Problem A
In the agility post that follows, what does Pan do at the last second when run straight at a single jump?

-------- Passage shown

# Basic help HELP



## Liesje (Mar 4, 2007)

I've started to introduce some agility to Pan. I've done agility with Kenya and Nikon but so far have been really lucky. Kenya was already trained when I got her, and Nikon just really loves agility and takes to it really easily (he has good "obstacle drive", he wants to do it and will naturally take the obstacle in front of him without a lot of help). Pan is just....dumb. What can I say? We will run straight AT a single jump and he'll move around it at the last second. He's done SO much Schutzhund obedience lately I just don't think he realizes that we can do more than one thing in a row and not have to maintain perfect heel and always make eye contact. I was thinking for him a target might be appropriate but I've never had to train this way before. What do you guys think? By target I mean a lid or small dish that is always loaded with a reward and can be strategically placed to get him to go in various directions regardless of where I am. I'm also going to need targets on the contact obstacles because Pan is naturally fast and naturally wants to LEAP off the very top of the A-frame (which is technically OK in Schutzhund but I prefer my dogs treat the Schutzhund A-frame the same as the agility). How do you go about starting with a target? Do I just start with one low jump at a direct angle? Also would it make sense to pair a clicker with a target? I think I want to alternate between loading a target with a food reward, tossing a toy (I use that to start getting a dog to drive hard away from an obstacle) and coming back to me for a reward but right now I need to show him it's OK to take the obstacle even if I'm not right there.

----------------
-------- Record list

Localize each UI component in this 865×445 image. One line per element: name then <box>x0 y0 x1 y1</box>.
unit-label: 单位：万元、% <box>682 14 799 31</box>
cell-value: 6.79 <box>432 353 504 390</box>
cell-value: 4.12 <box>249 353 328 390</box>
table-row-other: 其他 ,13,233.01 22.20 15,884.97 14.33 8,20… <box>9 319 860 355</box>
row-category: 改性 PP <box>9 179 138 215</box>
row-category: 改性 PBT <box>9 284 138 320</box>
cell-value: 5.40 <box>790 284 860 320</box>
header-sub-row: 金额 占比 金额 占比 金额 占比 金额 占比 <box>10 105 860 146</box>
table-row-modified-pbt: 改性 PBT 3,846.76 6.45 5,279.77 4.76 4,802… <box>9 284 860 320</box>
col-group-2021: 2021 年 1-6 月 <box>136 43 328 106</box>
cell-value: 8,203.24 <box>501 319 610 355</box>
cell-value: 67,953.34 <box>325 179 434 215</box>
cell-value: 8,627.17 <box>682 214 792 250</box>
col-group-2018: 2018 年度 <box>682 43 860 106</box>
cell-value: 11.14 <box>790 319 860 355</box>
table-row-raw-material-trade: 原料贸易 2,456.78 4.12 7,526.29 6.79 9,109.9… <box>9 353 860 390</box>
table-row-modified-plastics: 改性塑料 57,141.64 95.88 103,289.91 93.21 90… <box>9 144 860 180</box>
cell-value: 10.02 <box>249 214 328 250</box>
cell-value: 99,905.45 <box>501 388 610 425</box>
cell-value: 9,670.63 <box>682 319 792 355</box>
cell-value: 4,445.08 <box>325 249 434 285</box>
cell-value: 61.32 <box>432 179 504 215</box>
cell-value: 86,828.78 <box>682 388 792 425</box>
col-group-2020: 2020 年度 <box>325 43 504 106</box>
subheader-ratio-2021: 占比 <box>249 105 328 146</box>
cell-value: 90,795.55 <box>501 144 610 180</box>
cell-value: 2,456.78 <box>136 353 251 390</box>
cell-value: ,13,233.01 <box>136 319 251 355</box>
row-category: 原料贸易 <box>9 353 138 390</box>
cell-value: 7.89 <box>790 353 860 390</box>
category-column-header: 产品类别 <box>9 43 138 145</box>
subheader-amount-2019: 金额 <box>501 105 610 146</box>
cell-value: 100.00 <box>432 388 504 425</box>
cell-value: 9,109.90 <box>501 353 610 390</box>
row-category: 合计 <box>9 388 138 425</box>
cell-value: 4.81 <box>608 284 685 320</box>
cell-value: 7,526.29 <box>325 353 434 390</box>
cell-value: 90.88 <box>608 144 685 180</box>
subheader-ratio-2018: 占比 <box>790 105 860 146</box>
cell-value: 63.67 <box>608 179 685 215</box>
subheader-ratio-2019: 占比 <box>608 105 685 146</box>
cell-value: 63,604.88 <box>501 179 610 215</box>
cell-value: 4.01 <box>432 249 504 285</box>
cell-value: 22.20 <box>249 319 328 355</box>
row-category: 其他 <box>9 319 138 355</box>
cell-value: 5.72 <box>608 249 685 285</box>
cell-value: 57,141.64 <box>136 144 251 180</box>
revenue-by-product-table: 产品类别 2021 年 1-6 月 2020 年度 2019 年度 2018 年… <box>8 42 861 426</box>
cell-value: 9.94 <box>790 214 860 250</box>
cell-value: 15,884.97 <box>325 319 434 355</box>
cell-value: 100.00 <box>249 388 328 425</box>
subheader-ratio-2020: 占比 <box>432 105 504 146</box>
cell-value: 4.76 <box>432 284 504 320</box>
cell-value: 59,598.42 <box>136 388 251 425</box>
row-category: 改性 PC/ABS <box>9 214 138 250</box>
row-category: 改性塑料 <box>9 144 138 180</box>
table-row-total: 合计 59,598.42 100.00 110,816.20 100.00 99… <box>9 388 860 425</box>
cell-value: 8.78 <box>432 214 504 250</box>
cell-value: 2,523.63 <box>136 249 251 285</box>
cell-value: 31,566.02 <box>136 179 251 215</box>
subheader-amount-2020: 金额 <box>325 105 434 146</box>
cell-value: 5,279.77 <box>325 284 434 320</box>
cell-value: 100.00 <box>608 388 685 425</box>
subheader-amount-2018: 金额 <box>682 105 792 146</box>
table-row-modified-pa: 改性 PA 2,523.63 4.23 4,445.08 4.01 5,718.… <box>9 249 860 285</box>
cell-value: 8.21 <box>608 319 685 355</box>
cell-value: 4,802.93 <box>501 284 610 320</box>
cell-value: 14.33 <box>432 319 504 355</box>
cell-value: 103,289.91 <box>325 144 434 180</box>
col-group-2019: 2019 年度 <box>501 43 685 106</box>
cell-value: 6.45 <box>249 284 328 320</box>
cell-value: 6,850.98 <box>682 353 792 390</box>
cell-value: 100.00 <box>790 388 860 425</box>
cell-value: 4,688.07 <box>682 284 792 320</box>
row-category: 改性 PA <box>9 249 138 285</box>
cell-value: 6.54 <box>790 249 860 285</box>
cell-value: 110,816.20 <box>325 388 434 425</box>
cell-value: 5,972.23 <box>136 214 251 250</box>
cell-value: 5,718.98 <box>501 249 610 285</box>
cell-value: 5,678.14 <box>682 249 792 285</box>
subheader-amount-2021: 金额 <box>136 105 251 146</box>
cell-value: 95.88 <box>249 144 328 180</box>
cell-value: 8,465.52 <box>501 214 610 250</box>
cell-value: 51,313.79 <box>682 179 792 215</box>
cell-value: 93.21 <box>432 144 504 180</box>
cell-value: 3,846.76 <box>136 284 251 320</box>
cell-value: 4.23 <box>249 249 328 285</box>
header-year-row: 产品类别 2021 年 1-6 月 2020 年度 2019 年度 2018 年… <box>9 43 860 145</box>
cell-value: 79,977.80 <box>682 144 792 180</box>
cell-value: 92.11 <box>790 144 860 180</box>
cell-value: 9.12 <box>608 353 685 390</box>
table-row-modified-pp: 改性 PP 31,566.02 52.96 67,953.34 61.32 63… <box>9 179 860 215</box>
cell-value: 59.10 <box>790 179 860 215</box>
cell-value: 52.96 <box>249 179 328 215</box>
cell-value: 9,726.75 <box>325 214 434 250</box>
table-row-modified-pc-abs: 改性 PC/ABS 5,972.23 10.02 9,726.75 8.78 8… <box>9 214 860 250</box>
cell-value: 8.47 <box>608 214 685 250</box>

----------------

Problem B
Reproduce the entries without alteration, everything from their first line down to and including the line that contains "cell-value: 90,795.55 <box>501".

Task result A
He moves around the jump.

Task result B
Localize each UI component in this 865×445 image. One line per element: name then <box>x0 y0 x1 y1</box>.
unit-label: 单位：万元、% <box>682 14 799 31</box>
cell-value: 6.79 <box>432 353 504 390</box>
cell-value: 4.12 <box>249 353 328 390</box>
table-row-other: 其他 ,13,233.01 22.20 15,884.97 14.33 8,20… <box>9 319 860 355</box>
row-category: 改性 PP <box>9 179 138 215</box>
row-category: 改性 PBT <box>9 284 138 320</box>
cell-value: 5.40 <box>790 284 860 320</box>
header-sub-row: 金额 占比 金额 占比 金额 占比 金额 占比 <box>10 105 860 146</box>
table-row-modified-pbt: 改性 PBT 3,846.76 6.45 5,279.77 4.76 4,802… <box>9 284 860 320</box>
col-group-2021: 2021 年 1-6 月 <box>136 43 328 106</box>
cell-value: 8,203.24 <box>501 319 610 355</box>
cell-value: 67,953.34 <box>325 179 434 215</box>
cell-value: 8,627.17 <box>682 214 792 250</box>
col-group-2018: 2018 年度 <box>682 43 860 106</box>
cell-value: 11.14 <box>790 319 860 355</box>
table-row-raw-material-trade: 原料贸易 2,456.78 4.12 7,526.29 6.79 9,109.9… <box>9 353 860 390</box>
table-row-modified-plastics: 改性塑料 57,141.64 95.88 103,289.91 93.21 90… <box>9 144 860 180</box>
cell-value: 10.02 <box>249 214 328 250</box>
cell-value: 99,905.45 <box>501 388 610 425</box>
cell-value: 9,670.63 <box>682 319 792 355</box>
cell-value: 4,445.08 <box>325 249 434 285</box>
cell-value: 61.32 <box>432 179 504 215</box>
cell-value: 86,828.78 <box>682 388 792 425</box>
col-group-2020: 2020 年度 <box>325 43 504 106</box>
subheader-ratio-2021: 占比 <box>249 105 328 146</box>
cell-value: 90,795.55 <box>501 144 610 180</box>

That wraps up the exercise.